▶ [Stored entries]:
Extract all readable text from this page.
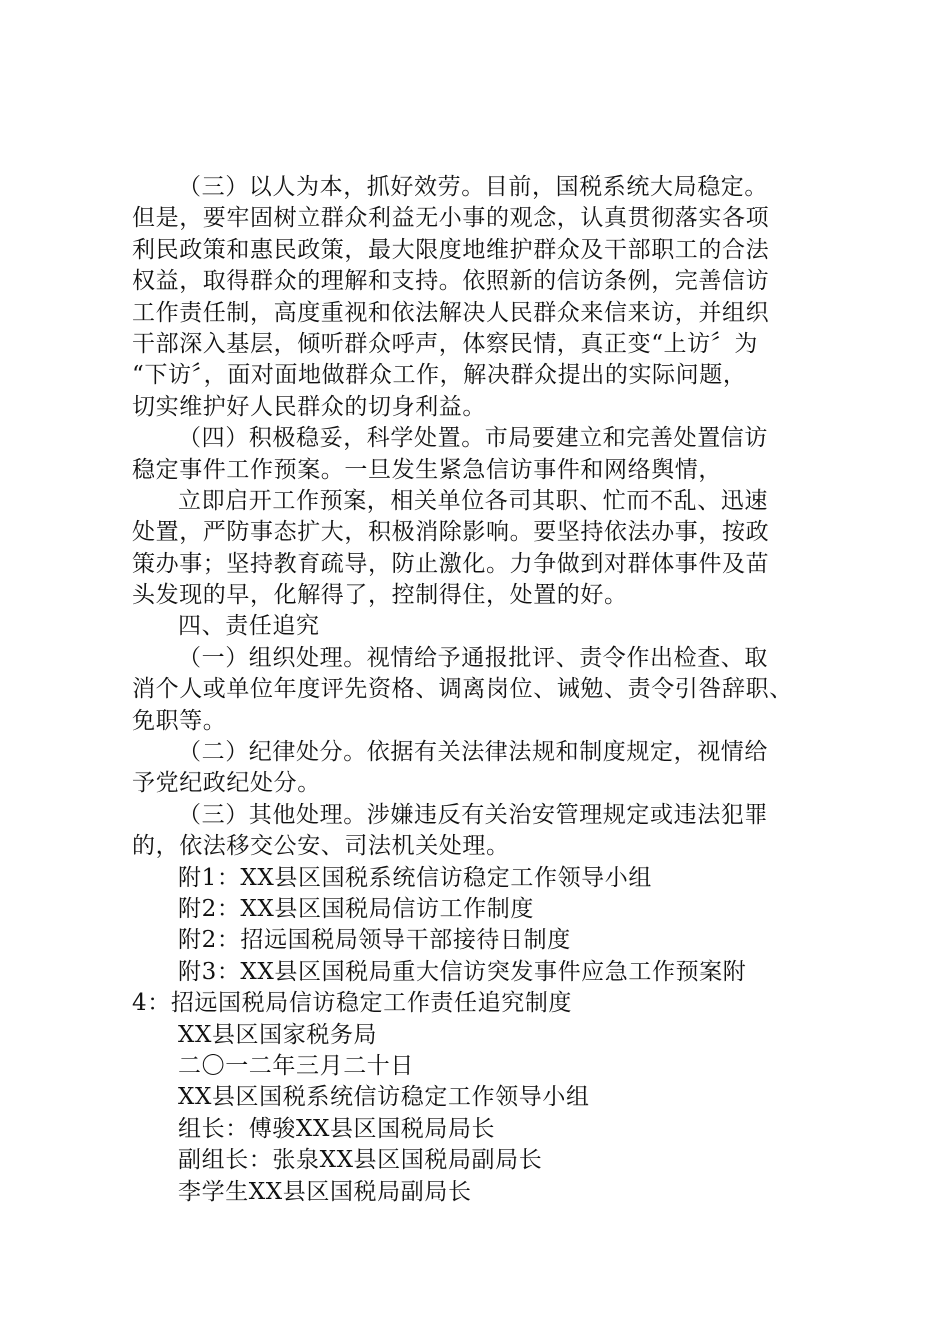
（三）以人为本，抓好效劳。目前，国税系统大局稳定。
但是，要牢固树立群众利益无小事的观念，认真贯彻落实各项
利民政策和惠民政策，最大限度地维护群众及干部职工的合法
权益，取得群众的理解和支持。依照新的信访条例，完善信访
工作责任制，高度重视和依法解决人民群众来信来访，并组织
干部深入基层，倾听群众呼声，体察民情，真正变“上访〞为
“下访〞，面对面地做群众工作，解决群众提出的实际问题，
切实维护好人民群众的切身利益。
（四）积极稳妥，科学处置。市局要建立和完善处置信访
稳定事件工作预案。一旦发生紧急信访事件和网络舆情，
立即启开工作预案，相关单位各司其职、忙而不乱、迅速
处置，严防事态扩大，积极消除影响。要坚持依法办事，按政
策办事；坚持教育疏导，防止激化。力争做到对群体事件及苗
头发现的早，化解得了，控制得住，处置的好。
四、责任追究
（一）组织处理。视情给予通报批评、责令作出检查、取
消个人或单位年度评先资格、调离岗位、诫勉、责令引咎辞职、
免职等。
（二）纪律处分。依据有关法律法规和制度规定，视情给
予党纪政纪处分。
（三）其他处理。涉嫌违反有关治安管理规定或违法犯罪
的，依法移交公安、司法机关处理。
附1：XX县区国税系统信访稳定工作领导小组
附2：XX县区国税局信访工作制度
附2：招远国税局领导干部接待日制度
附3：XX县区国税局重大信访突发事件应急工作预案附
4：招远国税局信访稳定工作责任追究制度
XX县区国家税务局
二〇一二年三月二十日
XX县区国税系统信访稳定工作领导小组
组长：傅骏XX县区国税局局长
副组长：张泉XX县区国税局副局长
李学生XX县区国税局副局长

▶ [The exercise]:
Write out the whole listing again, exactly, with no pictures.

▶ [Exercise result]:
Extract all readable text from this page.
（三）以人为本，抓好效劳。目前，国税系统大局稳定。
但是，要牢固树立群众利益无小事的观念，认真贯彻落实各项
利民政策和惠民政策，最大限度地维护群众及干部职工的合法
权益，取得群众的理解和支持。依照新的信访条例，完善信访
工作责任制，高度重视和依法解决人民群众来信来访，并组织
干部深入基层，倾听群众呼声，体察民情，真正变“上访〞为
“下访〞，面对面地做群众工作，解决群众提出的实际问题，
切实维护好人民群众的切身利益。
（四）积极稳妥，科学处置。市局要建立和完善处置信访
稳定事件工作预案。一旦发生紧急信访事件和网络舆情，
立即启开工作预案，相关单位各司其职、忙而不乱、迅速
处置，严防事态扩大，积极消除影响。要坚持依法办事，按政
策办事；坚持教育疏导，防止激化。力争做到对群体事件及苗
头发现的早，化解得了，控制得住，处置的好。
四、责任追究
（一）组织处理。视情给予通报批评、责令作出检查、取
消个人或单位年度评先资格、调离岗位、诫勉、责令引咎辞职、
免职等。
（二）纪律处分。依据有关法律法规和制度规定，视情给
予党纪政纪处分。
（三）其他处理。涉嫌违反有关治安管理规定或违法犯罪
的，依法移交公安、司法机关处理。
附1：XX县区国税系统信访稳定工作领导小组
附2：XX县区国税局信访工作制度
附2：招远国税局领导干部接待日制度
附3：XX县区国税局重大信访突发事件应急工作预案附
4：招远国税局信访稳定工作责任追究制度
XX县区国家税务局
二〇一二年三月二十日
XX县区国税系统信访稳定工作领导小组
组长：傅骏XX县区国税局局长
副组长：张泉XX县区国税局副局长
李学生XX县区国税局副局长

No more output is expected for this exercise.